▸ STATED EXERCISE
Bring together all lines of the material below that contain the string "neck".

▸ DATA TO USE
§ §
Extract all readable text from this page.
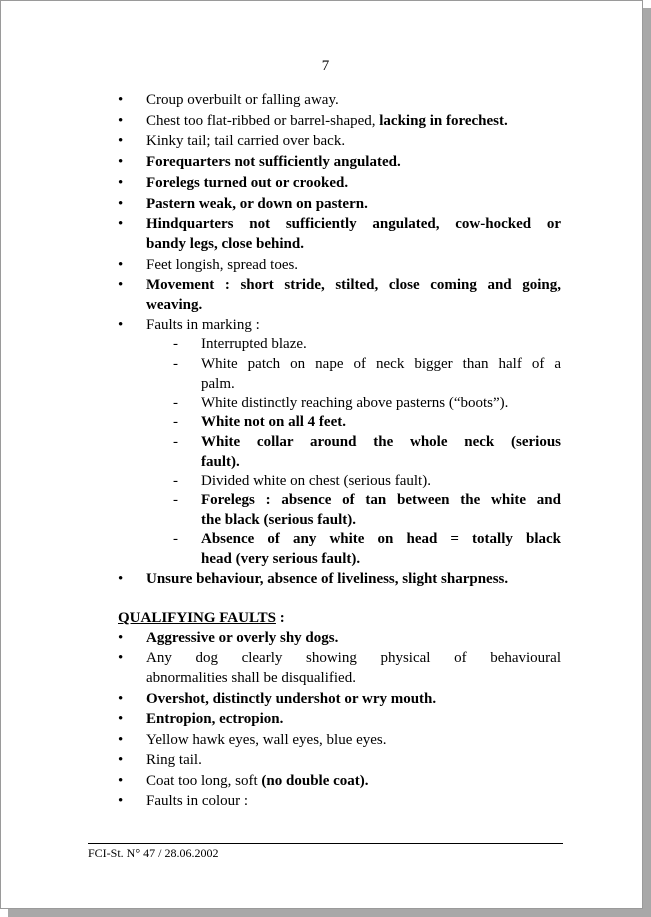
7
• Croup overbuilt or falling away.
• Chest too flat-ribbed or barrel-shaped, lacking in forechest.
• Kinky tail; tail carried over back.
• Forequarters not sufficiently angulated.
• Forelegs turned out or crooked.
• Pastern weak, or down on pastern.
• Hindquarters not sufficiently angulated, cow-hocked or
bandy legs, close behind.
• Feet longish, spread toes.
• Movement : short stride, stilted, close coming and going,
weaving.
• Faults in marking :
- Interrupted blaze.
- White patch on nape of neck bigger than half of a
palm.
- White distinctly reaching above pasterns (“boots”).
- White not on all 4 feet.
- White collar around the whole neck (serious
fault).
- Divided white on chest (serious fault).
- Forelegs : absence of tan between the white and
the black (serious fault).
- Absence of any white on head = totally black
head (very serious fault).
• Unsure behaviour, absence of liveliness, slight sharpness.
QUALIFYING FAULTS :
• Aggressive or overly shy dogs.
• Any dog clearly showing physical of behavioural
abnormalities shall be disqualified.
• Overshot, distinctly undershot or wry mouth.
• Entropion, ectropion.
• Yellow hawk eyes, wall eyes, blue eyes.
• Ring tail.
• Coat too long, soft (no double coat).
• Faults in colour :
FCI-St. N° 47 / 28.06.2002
§ §
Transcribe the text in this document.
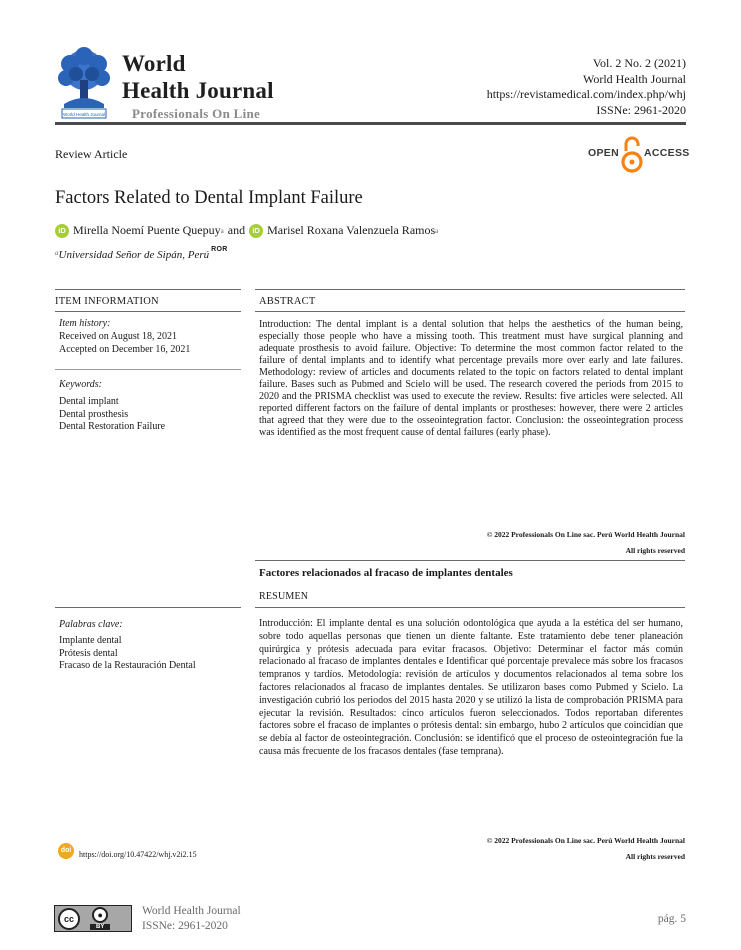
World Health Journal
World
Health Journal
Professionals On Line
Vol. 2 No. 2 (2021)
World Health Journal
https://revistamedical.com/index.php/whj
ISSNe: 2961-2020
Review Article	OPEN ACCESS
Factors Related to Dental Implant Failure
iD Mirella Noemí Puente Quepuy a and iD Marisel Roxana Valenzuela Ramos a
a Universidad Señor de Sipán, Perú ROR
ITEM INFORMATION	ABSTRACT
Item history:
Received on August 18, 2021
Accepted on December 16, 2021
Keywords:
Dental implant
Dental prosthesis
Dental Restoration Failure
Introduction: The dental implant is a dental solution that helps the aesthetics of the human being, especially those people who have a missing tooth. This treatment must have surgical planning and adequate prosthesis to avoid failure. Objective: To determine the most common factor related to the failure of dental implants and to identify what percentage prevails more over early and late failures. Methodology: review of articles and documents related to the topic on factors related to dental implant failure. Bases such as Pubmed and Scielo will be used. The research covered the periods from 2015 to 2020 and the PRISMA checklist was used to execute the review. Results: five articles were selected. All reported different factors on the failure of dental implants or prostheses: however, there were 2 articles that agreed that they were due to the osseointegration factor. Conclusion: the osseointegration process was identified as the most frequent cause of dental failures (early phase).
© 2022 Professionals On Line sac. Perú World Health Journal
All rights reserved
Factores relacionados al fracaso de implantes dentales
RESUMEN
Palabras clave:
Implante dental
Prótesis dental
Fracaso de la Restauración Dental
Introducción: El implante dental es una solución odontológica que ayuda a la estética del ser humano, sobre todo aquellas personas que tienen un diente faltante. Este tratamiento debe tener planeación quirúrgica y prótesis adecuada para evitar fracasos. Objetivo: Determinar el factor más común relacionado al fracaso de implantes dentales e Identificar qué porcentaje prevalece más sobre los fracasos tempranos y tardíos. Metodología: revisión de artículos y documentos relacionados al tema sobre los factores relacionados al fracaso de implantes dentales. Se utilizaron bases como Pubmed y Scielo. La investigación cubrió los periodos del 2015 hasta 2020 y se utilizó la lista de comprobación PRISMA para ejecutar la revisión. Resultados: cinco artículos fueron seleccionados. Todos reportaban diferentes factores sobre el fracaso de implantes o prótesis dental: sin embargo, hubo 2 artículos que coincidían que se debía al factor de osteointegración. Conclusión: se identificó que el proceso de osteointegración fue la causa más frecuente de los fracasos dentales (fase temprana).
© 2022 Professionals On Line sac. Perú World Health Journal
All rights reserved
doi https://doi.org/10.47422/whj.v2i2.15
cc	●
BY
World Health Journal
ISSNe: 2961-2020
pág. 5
§ §
▸ ANSWER TO THIS EXERCISE
- White patch on nape of neck bigger than half of a
- White collar around the whole neck (serious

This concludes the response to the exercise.